--- Exercise prompt ---
Search the data below for "сказал"; list each line that holds it.

[Records from a dataset]
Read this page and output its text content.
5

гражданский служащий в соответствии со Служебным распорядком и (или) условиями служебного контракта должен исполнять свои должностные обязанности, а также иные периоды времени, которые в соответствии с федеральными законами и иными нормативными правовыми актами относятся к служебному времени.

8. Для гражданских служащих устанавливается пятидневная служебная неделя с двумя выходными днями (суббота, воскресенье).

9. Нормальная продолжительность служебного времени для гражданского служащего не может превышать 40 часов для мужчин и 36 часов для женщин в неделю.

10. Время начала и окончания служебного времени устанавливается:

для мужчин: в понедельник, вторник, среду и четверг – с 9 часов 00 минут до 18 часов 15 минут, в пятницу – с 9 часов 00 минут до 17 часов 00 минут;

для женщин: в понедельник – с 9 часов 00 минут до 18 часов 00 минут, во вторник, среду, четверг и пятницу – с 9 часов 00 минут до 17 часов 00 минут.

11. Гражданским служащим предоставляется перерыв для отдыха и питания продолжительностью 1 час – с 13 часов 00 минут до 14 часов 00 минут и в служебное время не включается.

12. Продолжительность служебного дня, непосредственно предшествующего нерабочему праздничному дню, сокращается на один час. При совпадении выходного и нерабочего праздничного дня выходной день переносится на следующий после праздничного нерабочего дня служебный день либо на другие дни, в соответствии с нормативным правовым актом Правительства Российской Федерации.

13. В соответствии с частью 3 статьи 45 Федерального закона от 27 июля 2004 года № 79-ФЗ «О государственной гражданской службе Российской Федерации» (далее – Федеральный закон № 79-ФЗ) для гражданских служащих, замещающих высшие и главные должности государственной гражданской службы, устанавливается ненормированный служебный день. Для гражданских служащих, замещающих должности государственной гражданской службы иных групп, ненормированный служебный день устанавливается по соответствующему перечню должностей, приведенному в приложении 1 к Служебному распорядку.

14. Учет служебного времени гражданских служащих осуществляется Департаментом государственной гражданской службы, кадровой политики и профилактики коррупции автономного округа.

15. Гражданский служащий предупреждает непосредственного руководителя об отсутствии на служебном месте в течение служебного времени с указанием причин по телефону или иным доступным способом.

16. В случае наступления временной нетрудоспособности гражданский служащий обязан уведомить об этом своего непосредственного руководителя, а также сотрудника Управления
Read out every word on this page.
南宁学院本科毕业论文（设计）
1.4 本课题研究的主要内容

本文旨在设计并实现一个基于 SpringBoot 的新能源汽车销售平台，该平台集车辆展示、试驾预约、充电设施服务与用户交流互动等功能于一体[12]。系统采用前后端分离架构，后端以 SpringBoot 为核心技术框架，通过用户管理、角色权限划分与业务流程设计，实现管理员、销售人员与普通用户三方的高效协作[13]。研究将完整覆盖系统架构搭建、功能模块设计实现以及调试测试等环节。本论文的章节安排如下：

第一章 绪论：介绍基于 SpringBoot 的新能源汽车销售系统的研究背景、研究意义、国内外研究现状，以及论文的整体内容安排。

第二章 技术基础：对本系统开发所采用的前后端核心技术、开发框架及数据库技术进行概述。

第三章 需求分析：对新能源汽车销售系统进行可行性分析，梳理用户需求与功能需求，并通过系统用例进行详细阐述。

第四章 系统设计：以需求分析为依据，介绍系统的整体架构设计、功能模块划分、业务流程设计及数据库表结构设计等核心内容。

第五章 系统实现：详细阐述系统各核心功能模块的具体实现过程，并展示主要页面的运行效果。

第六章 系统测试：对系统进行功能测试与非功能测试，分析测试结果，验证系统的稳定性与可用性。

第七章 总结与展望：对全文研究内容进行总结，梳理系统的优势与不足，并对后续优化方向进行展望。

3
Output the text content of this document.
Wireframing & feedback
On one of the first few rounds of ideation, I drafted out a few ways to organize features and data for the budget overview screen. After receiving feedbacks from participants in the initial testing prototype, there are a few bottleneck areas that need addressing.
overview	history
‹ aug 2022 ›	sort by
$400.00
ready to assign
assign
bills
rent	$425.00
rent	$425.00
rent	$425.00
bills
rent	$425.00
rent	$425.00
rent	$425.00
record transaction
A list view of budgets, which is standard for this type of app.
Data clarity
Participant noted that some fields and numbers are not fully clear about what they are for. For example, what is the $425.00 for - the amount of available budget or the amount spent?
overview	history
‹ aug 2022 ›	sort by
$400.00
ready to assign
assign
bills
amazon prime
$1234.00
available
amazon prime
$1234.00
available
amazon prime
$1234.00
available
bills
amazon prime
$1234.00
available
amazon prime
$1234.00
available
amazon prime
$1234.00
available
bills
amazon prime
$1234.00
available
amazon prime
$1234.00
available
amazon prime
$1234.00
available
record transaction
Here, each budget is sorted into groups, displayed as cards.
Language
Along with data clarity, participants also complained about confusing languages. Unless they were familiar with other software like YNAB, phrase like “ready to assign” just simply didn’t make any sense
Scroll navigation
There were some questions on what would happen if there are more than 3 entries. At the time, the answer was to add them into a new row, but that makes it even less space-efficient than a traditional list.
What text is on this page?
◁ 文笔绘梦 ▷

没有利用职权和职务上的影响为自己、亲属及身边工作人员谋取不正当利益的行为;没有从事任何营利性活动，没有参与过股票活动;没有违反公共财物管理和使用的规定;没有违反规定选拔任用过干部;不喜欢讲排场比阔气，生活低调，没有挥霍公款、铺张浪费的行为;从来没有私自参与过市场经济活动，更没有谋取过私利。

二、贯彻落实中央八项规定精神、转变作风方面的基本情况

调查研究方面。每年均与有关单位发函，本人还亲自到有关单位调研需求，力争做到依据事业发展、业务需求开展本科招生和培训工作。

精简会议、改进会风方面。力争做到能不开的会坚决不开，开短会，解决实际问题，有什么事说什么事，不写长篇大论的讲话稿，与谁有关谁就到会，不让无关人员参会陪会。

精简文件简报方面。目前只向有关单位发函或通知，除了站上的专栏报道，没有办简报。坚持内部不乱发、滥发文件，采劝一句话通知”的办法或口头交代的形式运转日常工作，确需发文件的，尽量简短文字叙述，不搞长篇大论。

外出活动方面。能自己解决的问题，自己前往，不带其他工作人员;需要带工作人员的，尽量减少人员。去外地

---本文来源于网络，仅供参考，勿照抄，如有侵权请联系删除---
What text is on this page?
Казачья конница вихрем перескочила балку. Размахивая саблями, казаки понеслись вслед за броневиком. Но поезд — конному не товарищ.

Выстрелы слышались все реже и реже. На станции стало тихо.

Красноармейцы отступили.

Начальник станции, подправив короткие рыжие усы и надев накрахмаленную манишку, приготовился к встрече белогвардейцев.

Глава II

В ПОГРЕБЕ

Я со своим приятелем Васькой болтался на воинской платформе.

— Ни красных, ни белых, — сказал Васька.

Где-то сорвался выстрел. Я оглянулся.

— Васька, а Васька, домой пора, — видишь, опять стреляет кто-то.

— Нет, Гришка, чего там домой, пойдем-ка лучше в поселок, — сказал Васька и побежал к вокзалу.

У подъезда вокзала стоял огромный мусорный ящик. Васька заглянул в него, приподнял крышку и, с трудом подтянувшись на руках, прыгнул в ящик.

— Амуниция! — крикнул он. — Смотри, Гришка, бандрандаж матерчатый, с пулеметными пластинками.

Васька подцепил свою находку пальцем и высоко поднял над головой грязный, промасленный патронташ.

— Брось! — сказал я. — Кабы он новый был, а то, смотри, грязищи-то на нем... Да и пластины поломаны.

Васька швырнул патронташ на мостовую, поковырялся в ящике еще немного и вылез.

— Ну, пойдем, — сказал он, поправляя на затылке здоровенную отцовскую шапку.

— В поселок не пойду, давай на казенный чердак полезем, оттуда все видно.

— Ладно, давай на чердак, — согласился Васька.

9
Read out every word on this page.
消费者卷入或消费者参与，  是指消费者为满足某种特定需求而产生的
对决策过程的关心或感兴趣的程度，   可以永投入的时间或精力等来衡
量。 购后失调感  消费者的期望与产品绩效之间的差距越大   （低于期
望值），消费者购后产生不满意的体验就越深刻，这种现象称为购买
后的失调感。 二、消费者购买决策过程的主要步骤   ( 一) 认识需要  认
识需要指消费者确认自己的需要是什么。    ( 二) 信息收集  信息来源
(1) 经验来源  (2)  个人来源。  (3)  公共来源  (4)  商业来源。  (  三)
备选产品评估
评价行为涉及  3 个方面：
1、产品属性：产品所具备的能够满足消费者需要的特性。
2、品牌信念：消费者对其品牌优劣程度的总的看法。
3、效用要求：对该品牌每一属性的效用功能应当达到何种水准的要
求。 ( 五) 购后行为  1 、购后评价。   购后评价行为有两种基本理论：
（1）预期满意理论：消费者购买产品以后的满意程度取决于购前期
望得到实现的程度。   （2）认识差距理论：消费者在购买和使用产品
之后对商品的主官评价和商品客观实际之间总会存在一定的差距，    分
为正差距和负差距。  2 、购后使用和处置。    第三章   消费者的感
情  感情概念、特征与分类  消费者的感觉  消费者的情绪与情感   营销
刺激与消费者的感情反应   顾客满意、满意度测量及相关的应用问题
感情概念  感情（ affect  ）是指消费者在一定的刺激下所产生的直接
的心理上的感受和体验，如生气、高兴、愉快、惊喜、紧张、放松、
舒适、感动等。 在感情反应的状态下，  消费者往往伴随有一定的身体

--- Exercise answer ---
— Ни красных, ни белых, — сказал Васька.
— Нет, Гришка, чего там домой, пойдем-ка лучше в поселок, — сказал Васька и побежал к вокзалу.
— Брось! — сказал я. — Кабы он новый был, а то, смотри, грязищи-то на нем... Да и пластины поломаны.
— Ну, пойдем, — сказал он, поправляя на затылке здоровенную отцовскую шапку.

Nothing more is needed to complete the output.